* [Material to process]:
- - - - -

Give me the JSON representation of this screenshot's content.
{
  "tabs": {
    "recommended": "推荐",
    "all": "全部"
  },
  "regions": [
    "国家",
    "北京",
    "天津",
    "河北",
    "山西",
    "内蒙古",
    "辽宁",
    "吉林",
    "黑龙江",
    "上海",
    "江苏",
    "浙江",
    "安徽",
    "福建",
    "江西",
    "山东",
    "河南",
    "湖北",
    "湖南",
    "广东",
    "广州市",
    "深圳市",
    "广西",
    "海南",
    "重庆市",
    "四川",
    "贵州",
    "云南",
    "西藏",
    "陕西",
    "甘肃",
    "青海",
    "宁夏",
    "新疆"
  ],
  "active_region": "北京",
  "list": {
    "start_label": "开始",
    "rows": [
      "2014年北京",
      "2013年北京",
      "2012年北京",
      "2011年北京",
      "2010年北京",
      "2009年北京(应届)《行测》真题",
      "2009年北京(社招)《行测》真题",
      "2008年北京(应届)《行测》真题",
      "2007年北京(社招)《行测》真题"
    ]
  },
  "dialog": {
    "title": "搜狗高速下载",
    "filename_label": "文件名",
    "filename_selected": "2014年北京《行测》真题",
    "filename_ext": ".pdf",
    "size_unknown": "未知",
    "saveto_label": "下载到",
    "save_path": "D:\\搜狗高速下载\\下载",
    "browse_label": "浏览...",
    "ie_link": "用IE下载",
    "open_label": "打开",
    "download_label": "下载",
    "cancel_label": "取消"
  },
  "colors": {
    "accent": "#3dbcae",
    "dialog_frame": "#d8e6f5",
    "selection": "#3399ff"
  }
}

- - - - -

* [Your task]: Please reproduce the entire listing, exactly as shown.

* [Reply]:
Give me the JSON representation of this screenshot's content.
{
  "tabs": {
    "recommended": "推荐",
    "all": "全部"
  },
  "regions": [
    "国家",
    "北京",
    "天津",
    "河北",
    "山西",
    "内蒙古",
    "辽宁",
    "吉林",
    "黑龙江",
    "上海",
    "江苏",
    "浙江",
    "安徽",
    "福建",
    "江西",
    "山东",
    "河南",
    "湖北",
    "湖南",
    "广东",
    "广州市",
    "深圳市",
    "广西",
    "海南",
    "重庆市",
    "四川",
    "贵州",
    "云南",
    "西藏",
    "陕西",
    "甘肃",
    "青海",
    "宁夏",
    "新疆"
  ],
  "active_region": "北京",
  "list": {
    "start_label": "开始",
    "rows": [
      "2014年北京",
      "2013年北京",
      "2012年北京",
      "2011年北京",
      "2010年北京",
      "2009年北京(应届)《行测》真题",
      "2009年北京(社招)《行测》真题",
      "2008年北京(应届)《行测》真题",
      "2007年北京(社招)《行测》真题"
    ]
  },
  "dialog": {
    "title": "搜狗高速下载",
    "filename_label": "文件名",
    "filename_selected": "2014年北京《行测》真题",
    "filename_ext": ".pdf",
    "size_unknown": "未知",
    "saveto_label": "下载到",
    "save_path": "D:\\搜狗高速下载\\下载",
    "browse_label": "浏览...",
    "ie_link": "用IE下载",
    "open_label": "打开",
    "download_label": "下载",
    "cancel_label": "取消"
  },
  "colors": {
    "accent": "#3dbcae",
    "dialog_frame": "#d8e6f5",
    "selection": "#3399ff"
  }
}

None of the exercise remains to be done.